> **Excerpt to read**
There were other instances where people recognized a need to play by certain rules to remain at the table. Penny described how “If you want to influence them [the researchers], it's best to be able to be rational and objective when commenting.” There was even a degree of closing ranks with researchers against the “difficult” PPI person (Box 3).
Box 3. The instability of symbolic capital.
Penny
Because it isn't about only delivering your case to the table, otherwise it sounds like you're the one person beating the drum for your one condition…where what you're actually required to do is to be able to sit with a group of up to maybe eight or ten people who are experts in their field and to contribute—rationally. I believe if you want to influence them it's best to be able to be rational and objective when commenting.
Ceri
I know of some professional participants who do have an agenda that they take wherever they can get heard. That can be a problem…..Mostly, if people have a very clear idea of what would be really useful for them to do, they will cooperate with that and do it. I think the danger of the hobby horse riding is most apparent where there is not a clear guide to…what is wanted from people and what they can usefully contribute, and then they tend to fall back on what they always say.
Bernard, however, pointed out that being “troublesome” could be a result of exclusion as much as its cause “they'd only be troublesome because they couldn't go through the door.”
If symbolic capital overlaps into cultural capital, there can be a tension; they may work together to give the patient increased power, but if a patient's symbolism relies on a “naïve” role, learning about research habitus may cancel out symbolic capital. Helena, who went on to complete a PhD about her long‐term condition, described the complicated interplay between researchers and patients: “I've got researcher value and patient value at the same time. That can feel quite powerful. But it can also be really uncomfortable. If you want to use influence to change something, which hat do you pull out”? Once she had completed her doctorate, she found that she was formally excluded from taking part in some institutions’ PPI because those with PhDs were not accepted as “patients.”
Symbolic capital of this kind does not have permanent currency and only exists if it is recognized and valued by a different and more powerful group (in this case researchers). It is not extended automatically but rather granted in specific circumstances. This value may be eroded if those with power consider that patients’ “creative stupidity” is overstepping the mark, is too challenging of the status quo or otherwise inconsistent with researchers’ assumptions about patients.
3.5. Gradual Shift in Power
Despite the instability of symbolic capital at an individual level, the comment that involvement “might just change the equilibrium” reflected a discourse in the interviews that a collective shift in power was occurring over time. As one participant said, “Take on board that the paradigm's shifted, it's changed. Citizen researchers are now going to be part of academic life.” This change was attributed to both the prioritization of involvement by funders and other leaders, such as the Chief Medical Officer; a change in research culture, with younger researchers perceived as more keen to involve; but also to the significant efforts of lay people.
In Norma's experience (Box 4), the relationship between researchers and patients has matured over the years. She described how researchers used to infantilize patients by not critically reviewing their ideas or contributions. But this has changed “partly down to more experience, more confidence and competence on the part of the people doing the involvement.”

> **Tasks**
a. In the excerpt on patient involvement in research, why was Helena formally excluded from some institutions' PPI after she completed her doctorate?
b. Take the excerpt on patient involvement in research further, picking up after its final sentence.
This data comes from a separate, unrelated source.

> **Page layout parsing data**
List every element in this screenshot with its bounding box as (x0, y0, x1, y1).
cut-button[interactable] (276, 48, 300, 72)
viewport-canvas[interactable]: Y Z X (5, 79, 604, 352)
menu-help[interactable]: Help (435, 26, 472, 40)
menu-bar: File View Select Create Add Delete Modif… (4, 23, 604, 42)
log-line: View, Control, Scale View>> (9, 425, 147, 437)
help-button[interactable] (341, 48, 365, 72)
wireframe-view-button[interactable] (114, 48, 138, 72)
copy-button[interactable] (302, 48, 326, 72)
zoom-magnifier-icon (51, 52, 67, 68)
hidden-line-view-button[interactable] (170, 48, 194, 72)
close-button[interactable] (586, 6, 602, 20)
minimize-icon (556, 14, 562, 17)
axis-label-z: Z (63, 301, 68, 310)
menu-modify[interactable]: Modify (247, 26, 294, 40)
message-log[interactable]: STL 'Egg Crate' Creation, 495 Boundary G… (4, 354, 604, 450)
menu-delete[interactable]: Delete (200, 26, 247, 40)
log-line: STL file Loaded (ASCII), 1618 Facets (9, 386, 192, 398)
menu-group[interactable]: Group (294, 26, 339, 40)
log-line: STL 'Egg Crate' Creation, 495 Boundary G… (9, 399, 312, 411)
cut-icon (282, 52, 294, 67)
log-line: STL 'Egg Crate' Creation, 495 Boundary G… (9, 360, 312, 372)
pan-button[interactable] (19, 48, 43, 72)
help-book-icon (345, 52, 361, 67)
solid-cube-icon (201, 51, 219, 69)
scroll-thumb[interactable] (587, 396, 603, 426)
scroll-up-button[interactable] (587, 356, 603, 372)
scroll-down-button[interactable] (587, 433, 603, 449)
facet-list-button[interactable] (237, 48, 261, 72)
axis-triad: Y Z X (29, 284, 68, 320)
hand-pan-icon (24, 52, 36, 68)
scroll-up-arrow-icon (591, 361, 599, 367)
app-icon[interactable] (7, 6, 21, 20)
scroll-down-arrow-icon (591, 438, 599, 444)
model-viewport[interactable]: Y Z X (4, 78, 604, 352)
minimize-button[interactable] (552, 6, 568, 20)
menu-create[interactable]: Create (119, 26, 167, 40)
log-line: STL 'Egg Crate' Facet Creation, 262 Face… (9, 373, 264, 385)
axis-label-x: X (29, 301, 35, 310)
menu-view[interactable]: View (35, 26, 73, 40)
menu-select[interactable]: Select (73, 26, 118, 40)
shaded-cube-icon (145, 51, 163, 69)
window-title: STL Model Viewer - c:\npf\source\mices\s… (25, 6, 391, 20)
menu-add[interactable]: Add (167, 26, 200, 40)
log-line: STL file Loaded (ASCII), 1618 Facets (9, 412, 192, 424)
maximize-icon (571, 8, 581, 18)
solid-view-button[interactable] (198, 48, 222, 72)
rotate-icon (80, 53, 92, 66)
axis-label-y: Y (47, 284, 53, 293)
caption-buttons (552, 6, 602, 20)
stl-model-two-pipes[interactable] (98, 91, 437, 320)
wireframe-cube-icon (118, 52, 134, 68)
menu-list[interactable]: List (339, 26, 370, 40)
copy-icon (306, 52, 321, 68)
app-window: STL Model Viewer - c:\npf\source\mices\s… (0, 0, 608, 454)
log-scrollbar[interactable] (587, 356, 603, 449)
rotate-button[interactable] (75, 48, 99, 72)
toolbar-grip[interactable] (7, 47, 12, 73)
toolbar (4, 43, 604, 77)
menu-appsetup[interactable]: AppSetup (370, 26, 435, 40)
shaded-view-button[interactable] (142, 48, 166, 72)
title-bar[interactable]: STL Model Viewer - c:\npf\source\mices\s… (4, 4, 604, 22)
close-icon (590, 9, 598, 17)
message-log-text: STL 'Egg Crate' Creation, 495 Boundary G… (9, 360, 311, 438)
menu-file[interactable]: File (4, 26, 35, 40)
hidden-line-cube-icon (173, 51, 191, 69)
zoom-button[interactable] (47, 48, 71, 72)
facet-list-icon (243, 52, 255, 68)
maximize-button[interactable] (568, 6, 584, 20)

> **Responses to the exercise**
a. Those with PhDs were not accepted as "patients."

b.
Box 4. Gradual shift in power.
Norma
Something that used to irritate me was…a patient would say something in a meeting, and somebody would go, “Oh that's fantastic, thank you so much”. And it wouldn't be fantastic… It's like the inverse of this:…when people actually feel…able to disagree with you or challenge you back on something…it's grown up enough to have that kind of discussion. And so if that's the grown‐up end of the relationship between us and the researchers, then the other one I was attempting to describe is like a more infantile version of…patting you on the head, feeling that you've got to…welcome everything. Well actually you should look at our ideas as critically as we look at yours…I see that less now. And that possibly is partly down to more experience, more confidence and competence on the part of people doing the involvement. Partly that's because more people are trained. Younger generations of researchers coming through seem to feel more open to the benefits, but people who made their careers made their reputations 20/30 years ago possibly never had to get involved with us as patients in that kind of relationship when they were building their careers…
Reflecting on his past experiences, Philip said there was a danger of tokenism and that “you were there for the sake of the paperwork.” A gradual shift has led to “research projects where they've got co‐applicants…and partnership right from the start.”
Elizabeth felt that people could now safely take more of a stand without researchers seeing them as “somebody who's going to hold up their study or put a spanner in the works.”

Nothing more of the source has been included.